▽
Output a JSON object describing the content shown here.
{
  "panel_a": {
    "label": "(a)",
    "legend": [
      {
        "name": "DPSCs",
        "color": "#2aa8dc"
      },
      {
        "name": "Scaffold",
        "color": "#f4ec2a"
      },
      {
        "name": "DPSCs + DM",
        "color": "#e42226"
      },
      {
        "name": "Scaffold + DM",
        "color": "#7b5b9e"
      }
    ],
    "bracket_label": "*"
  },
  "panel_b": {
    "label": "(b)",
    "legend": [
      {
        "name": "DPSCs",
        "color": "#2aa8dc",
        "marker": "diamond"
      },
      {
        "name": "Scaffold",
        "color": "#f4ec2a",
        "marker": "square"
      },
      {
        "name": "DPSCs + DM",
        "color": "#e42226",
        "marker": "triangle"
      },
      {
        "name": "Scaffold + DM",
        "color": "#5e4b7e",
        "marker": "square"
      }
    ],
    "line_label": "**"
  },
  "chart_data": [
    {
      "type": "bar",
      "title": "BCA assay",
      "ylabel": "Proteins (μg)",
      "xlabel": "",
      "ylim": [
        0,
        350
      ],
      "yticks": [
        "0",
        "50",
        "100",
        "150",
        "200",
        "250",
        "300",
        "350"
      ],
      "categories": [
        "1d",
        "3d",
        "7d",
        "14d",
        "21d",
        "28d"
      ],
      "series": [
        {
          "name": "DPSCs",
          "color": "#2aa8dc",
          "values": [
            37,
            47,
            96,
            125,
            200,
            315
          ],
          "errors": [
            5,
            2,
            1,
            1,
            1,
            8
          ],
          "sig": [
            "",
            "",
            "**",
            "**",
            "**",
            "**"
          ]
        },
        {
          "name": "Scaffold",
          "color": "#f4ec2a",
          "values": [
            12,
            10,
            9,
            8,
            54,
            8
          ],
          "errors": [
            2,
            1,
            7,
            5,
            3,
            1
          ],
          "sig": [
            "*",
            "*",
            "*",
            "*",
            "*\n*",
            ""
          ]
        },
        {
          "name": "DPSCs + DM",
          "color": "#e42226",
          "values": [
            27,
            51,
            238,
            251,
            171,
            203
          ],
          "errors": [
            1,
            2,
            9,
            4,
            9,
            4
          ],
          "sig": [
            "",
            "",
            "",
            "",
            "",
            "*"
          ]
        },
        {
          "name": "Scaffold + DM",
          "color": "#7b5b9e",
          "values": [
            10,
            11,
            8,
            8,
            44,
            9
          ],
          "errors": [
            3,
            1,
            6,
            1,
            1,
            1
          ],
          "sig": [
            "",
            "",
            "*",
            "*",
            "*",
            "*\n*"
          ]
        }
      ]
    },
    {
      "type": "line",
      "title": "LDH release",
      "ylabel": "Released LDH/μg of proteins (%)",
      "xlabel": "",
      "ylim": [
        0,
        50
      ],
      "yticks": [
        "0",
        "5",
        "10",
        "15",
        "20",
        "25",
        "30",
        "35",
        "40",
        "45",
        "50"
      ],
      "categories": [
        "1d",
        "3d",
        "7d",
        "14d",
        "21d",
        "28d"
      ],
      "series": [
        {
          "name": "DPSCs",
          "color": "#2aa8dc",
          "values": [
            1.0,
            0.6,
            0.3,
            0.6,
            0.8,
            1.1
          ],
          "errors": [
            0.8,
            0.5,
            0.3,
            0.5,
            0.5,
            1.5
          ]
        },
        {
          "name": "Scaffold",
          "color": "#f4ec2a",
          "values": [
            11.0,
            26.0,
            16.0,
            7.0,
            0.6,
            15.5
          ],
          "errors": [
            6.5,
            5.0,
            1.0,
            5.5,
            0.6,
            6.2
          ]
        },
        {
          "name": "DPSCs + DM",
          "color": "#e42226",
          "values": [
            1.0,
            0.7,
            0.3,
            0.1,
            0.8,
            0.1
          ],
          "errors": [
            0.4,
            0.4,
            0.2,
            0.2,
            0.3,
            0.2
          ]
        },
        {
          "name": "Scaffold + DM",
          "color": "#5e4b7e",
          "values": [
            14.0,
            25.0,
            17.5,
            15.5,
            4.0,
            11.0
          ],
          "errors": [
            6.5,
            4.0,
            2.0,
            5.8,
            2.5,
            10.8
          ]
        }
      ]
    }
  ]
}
△
▽
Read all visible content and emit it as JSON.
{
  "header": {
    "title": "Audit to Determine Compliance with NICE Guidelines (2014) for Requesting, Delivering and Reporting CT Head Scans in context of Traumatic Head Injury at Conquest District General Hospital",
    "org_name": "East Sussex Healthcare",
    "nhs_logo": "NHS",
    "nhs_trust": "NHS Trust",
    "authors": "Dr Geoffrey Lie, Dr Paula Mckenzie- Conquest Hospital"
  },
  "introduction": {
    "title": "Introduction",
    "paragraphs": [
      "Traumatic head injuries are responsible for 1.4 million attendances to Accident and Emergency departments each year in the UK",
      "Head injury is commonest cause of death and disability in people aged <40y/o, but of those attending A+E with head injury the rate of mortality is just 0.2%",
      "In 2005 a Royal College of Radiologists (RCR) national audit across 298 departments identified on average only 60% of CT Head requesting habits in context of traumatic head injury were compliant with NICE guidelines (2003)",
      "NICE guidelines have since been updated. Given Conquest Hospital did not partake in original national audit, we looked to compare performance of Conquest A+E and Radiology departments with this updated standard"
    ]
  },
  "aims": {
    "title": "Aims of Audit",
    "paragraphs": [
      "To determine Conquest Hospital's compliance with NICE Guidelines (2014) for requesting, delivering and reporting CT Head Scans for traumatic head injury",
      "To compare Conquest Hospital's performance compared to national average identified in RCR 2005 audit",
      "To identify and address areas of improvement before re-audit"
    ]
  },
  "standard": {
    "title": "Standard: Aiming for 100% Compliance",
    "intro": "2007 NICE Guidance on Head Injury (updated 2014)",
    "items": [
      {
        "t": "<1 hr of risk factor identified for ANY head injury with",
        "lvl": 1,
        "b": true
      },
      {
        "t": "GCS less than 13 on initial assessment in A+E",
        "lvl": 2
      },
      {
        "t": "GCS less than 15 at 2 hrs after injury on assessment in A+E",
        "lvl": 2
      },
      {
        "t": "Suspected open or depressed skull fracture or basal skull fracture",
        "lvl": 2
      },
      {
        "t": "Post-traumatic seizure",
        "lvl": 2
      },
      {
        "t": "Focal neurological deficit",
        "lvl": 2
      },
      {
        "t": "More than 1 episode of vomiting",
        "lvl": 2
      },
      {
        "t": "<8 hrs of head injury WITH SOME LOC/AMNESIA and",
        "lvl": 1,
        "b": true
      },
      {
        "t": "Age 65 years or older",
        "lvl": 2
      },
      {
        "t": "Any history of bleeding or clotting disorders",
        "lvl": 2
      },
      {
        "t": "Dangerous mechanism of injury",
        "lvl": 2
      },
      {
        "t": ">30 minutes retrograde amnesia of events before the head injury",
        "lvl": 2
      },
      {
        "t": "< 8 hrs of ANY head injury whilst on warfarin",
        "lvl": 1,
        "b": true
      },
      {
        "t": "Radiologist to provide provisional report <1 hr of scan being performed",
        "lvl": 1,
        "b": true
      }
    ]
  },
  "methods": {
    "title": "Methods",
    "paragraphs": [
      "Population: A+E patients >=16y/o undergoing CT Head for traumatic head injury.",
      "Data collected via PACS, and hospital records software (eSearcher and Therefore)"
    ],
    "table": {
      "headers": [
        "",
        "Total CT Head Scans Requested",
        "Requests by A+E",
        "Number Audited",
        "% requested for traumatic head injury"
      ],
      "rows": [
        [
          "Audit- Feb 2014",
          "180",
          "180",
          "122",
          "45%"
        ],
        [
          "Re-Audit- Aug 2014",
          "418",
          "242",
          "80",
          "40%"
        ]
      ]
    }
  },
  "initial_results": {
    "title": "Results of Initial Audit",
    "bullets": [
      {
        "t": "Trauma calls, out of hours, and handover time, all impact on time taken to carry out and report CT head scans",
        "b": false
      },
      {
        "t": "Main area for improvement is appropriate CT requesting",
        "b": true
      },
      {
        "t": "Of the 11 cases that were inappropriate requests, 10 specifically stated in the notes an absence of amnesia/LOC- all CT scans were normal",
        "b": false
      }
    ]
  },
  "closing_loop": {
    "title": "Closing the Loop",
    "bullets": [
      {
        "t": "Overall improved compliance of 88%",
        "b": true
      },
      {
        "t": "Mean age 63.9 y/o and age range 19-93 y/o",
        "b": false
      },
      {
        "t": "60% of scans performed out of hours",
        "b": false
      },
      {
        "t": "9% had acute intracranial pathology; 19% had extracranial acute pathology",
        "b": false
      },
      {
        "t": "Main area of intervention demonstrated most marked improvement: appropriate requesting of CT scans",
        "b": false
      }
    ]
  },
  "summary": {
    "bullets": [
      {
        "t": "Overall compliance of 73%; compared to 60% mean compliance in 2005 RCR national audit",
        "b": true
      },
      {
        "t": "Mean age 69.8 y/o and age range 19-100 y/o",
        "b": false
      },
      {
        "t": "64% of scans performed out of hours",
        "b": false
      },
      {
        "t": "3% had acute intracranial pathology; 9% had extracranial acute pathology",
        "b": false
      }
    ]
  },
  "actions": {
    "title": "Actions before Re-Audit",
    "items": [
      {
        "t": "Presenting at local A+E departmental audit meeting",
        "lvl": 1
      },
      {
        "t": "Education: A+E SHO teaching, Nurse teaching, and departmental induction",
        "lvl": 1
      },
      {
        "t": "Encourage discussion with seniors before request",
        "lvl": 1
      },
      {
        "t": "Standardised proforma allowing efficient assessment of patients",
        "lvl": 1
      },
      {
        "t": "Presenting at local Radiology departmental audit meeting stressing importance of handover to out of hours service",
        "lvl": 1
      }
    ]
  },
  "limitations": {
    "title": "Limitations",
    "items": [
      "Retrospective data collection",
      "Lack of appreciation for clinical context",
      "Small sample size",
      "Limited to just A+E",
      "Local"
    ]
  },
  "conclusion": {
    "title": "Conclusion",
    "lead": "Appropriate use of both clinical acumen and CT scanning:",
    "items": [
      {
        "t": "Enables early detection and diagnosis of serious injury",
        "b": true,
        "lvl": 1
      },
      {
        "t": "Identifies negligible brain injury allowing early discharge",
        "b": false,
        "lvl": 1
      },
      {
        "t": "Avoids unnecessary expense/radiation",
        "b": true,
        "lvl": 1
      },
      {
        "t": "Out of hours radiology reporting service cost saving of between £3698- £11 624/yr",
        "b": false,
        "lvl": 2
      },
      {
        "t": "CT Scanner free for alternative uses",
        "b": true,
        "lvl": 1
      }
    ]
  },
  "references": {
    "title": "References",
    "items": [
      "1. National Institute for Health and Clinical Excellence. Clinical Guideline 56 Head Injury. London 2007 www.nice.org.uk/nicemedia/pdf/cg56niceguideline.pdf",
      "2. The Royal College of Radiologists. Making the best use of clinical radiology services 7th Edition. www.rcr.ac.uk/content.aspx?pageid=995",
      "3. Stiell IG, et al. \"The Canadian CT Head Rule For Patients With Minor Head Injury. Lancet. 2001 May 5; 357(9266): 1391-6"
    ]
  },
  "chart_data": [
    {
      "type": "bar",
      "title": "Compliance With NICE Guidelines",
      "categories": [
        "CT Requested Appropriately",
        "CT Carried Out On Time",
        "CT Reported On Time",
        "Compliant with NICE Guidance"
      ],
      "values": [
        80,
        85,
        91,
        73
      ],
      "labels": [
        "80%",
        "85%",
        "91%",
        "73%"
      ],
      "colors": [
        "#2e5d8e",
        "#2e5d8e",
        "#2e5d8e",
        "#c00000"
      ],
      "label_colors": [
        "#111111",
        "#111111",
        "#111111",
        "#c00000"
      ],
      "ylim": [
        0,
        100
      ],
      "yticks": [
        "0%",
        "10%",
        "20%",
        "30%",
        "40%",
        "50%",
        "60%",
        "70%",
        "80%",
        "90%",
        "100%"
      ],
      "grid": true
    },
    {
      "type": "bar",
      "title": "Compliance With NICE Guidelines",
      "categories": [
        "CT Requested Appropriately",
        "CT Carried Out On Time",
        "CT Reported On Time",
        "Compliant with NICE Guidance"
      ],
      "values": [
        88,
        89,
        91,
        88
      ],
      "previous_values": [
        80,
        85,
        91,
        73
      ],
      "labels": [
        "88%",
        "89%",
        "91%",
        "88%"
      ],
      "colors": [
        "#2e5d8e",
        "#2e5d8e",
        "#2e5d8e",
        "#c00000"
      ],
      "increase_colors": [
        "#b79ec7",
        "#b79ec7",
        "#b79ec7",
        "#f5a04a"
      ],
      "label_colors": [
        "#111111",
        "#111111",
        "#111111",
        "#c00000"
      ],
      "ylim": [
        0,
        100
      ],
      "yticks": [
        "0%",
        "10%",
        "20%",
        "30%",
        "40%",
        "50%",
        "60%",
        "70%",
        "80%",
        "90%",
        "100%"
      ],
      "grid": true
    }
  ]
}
△
**What is being asked**
Every line in the listing that holds "were" belongs in the answer.

**Task response**
      "In 2005 a Royal College of Radiologists (RCR) national audit across 298 departments identified on average only 60% of CT Head requesting habits in context of traumatic head injury were compliant with NICE guidelines (2003)",
        "t": "Of the 11 cases that were inappropriate requests, 10 specifically stated in the notes an absence of amnesia/LOC- all CT scans were normal",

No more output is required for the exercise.